- **Exercise instructions**
Please reproduce the listing in its entirety, exactly as shown.

- **Dataset records**
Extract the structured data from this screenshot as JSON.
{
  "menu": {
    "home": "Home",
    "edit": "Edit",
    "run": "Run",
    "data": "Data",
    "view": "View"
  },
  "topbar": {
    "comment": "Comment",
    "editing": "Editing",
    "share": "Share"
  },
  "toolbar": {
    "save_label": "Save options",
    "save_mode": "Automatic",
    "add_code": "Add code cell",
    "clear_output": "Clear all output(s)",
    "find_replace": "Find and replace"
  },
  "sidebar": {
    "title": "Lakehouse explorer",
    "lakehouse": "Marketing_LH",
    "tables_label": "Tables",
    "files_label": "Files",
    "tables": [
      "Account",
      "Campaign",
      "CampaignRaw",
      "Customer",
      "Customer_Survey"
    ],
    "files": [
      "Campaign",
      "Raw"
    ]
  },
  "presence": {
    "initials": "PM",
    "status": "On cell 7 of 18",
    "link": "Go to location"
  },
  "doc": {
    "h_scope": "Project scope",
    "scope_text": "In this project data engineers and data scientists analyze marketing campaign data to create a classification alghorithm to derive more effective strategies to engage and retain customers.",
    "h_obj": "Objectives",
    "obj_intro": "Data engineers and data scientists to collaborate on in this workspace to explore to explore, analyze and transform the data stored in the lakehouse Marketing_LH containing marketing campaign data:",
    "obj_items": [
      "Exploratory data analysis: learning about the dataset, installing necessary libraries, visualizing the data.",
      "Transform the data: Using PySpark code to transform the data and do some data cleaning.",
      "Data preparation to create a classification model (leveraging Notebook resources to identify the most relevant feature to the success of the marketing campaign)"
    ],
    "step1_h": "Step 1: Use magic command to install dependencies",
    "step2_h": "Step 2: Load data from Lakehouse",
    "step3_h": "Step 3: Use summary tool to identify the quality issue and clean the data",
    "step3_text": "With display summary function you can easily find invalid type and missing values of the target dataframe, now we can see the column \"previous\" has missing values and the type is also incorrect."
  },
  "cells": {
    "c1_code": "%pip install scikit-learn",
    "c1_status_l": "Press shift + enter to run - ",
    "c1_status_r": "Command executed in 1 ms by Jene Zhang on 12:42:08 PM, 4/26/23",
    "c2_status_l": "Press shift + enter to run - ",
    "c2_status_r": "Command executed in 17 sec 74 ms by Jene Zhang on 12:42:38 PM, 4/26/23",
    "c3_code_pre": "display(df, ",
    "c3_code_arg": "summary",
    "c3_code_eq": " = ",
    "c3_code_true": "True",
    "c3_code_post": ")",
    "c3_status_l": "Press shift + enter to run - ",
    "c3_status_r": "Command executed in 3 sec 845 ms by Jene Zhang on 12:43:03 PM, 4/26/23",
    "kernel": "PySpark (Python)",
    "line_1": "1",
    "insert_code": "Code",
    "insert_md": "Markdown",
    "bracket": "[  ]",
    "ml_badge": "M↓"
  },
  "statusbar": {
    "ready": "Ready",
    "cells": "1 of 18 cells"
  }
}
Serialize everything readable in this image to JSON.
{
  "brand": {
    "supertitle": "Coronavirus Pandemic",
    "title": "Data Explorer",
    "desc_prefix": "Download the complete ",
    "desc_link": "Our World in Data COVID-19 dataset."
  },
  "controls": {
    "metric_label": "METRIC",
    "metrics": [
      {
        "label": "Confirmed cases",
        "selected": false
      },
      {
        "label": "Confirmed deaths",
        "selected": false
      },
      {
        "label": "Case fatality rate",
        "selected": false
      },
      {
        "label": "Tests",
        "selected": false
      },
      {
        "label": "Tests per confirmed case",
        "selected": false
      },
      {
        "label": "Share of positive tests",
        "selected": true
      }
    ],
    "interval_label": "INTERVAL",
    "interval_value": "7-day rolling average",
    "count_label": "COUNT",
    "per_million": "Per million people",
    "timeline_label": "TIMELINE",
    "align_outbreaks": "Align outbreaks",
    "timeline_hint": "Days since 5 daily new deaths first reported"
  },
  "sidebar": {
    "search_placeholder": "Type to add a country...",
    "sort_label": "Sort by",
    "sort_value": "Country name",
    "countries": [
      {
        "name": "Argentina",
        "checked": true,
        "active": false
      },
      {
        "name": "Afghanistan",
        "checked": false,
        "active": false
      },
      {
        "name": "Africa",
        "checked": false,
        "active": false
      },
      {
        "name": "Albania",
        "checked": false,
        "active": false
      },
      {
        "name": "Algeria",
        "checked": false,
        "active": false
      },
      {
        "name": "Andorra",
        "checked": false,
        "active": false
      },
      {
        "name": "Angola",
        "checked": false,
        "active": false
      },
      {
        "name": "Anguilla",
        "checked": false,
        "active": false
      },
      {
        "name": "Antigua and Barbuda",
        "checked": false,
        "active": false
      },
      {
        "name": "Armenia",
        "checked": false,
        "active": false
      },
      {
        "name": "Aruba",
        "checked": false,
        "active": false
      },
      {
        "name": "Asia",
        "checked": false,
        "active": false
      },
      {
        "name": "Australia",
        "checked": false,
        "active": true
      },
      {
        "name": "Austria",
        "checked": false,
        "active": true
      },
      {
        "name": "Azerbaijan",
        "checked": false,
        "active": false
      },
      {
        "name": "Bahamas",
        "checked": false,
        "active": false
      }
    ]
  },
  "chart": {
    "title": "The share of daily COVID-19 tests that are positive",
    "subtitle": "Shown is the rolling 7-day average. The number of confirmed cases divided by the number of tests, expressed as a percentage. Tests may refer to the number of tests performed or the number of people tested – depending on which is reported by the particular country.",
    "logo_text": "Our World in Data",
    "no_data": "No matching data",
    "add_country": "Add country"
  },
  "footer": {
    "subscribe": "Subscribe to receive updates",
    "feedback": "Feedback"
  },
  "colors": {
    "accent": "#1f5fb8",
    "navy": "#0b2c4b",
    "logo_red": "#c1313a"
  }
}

- **Result of this task**
Extract the structured data from this screenshot as JSON.
{
  "menu": {
    "home": "Home",
    "edit": "Edit",
    "run": "Run",
    "data": "Data",
    "view": "View"
  },
  "topbar": {
    "comment": "Comment",
    "editing": "Editing",
    "share": "Share"
  },
  "toolbar": {
    "save_label": "Save options",
    "save_mode": "Automatic",
    "add_code": "Add code cell",
    "clear_output": "Clear all output(s)",
    "find_replace": "Find and replace"
  },
  "sidebar": {
    "title": "Lakehouse explorer",
    "lakehouse": "Marketing_LH",
    "tables_label": "Tables",
    "files_label": "Files",
    "tables": [
      "Account",
      "Campaign",
      "CampaignRaw",
      "Customer",
      "Customer_Survey"
    ],
    "files": [
      "Campaign",
      "Raw"
    ]
  },
  "presence": {
    "initials": "PM",
    "status": "On cell 7 of 18",
    "link": "Go to location"
  },
  "doc": {
    "h_scope": "Project scope",
    "scope_text": "In this project data engineers and data scientists analyze marketing campaign data to create a classification alghorithm to derive more effective strategies to engage and retain customers.",
    "h_obj": "Objectives",
    "obj_intro": "Data engineers and data scientists to collaborate on in this workspace to explore to explore, analyze and transform the data stored in the lakehouse Marketing_LH containing marketing campaign data:",
    "obj_items": [
      "Exploratory data analysis: learning about the dataset, installing necessary libraries, visualizing the data.",
      "Transform the data: Using PySpark code to transform the data and do some data cleaning.",
      "Data preparation to create a classification model (leveraging Notebook resources to identify the most relevant feature to the success of the marketing campaign)"
    ],
    "step1_h": "Step 1: Use magic command to install dependencies",
    "step2_h": "Step 2: Load data from Lakehouse",
    "step3_h": "Step 3: Use summary tool to identify the quality issue and clean the data",
    "step3_text": "With display summary function you can easily find invalid type and missing values of the target dataframe, now we can see the column \"previous\" has missing values and the type is also incorrect."
  },
  "cells": {
    "c1_code": "%pip install scikit-learn",
    "c1_status_l": "Press shift + enter to run - ",
    "c1_status_r": "Command executed in 1 ms by Jene Zhang on 12:42:08 PM, 4/26/23",
    "c2_status_l": "Press shift + enter to run - ",
    "c2_status_r": "Command executed in 17 sec 74 ms by Jene Zhang on 12:42:38 PM, 4/26/23",
    "c3_code_pre": "display(df, ",
    "c3_code_arg": "summary",
    "c3_code_eq": " = ",
    "c3_code_true": "True",
    "c3_code_post": ")",
    "c3_status_l": "Press shift + enter to run - ",
    "c3_status_r": "Command executed in 3 sec 845 ms by Jene Zhang on 12:43:03 PM, 4/26/23",
    "kernel": "PySpark (Python)",
    "line_1": "1",
    "insert_code": "Code",
    "insert_md": "Markdown",
    "bracket": "[  ]",
    "ml_badge": "M↓"
  },
  "statusbar": {
    "ready": "Ready",
    "cells": "1 of 18 cells"
  }
}
Serialize everything readable in this image to JSON.
{
  "brand": {
    "supertitle": "Coronavirus Pandemic",
    "title": "Data Explorer",
    "desc_prefix": "Download the complete ",
    "desc_link": "Our World in Data COVID-19 dataset."
  },
  "controls": {
    "metric_label": "METRIC",
    "metrics": [
      {
        "label": "Confirmed cases",
        "selected": false
      },
      {
        "label": "Confirmed deaths",
        "selected": false
      },
      {
        "label": "Case fatality rate",
        "selected": false
      },
      {
        "label": "Tests",
        "selected": false
      },
      {
        "label": "Tests per confirmed case",
        "selected": false
      },
      {
        "label": "Share of positive tests",
        "selected": true
      }
    ],
    "interval_label": "INTERVAL",
    "interval_value": "7-day rolling average",
    "count_label": "COUNT",
    "per_million": "Per million people",
    "timeline_label": "TIMELINE",
    "align_outbreaks": "Align outbreaks",
    "timeline_hint": "Days since 5 daily new deaths first reported"
  },
  "sidebar": {
    "search_placeholder": "Type to add a country...",
    "sort_label": "Sort by",
    "sort_value": "Country name",
    "countries": [
      {
        "name": "Argentina",
        "checked": true,
        "active": false
      },
      {
        "name": "Afghanistan",
        "checked": false,
        "active": false
      },
      {
        "name": "Africa",
        "checked": false,
        "active": false
      },
      {
        "name": "Albania",
        "checked": false,
        "active": false
      },
      {
        "name": "Algeria",
        "checked": false,
        "active": false
      },
      {
        "name": "Andorra",
        "checked": false,
        "active": false
      },
      {
        "name": "Angola",
        "checked": false,
        "active": false
      },
      {
        "name": "Anguilla",
        "checked": false,
        "active": false
      },
      {
        "name": "Antigua and Barbuda",
        "checked": false,
        "active": false
      },
      {
        "name": "Armenia",
        "checked": false,
        "active": false
      },
      {
        "name": "Aruba",
        "checked": false,
        "active": false
      },
      {
        "name": "Asia",
        "checked": false,
        "active": false
      },
      {
        "name": "Australia",
        "checked": false,
        "active": true
      },
      {
        "name": "Austria",
        "checked": false,
        "active": true
      },
      {
        "name": "Azerbaijan",
        "checked": false,
        "active": false
      },
      {
        "name": "Bahamas",
        "checked": false,
        "active": false
      }
    ]
  },
  "chart": {
    "title": "The share of daily COVID-19 tests that are positive",
    "subtitle": "Shown is the rolling 7-day average. The number of confirmed cases divided by the number of tests, expressed as a percentage. Tests may refer to the number of tests performed or the number of people tested – depending on which is reported by the particular country.",
    "logo_text": "Our World in Data",
    "no_data": "No matching data",
    "add_country": "Add country"
  },
  "footer": {
    "subscribe": "Subscribe to receive updates",
    "feedback": "Feedback"
  },
  "colors": {
    "accent": "#1f5fb8",
    "navy": "#0b2c4b",
    "logo_red": "#c1313a"
  }
}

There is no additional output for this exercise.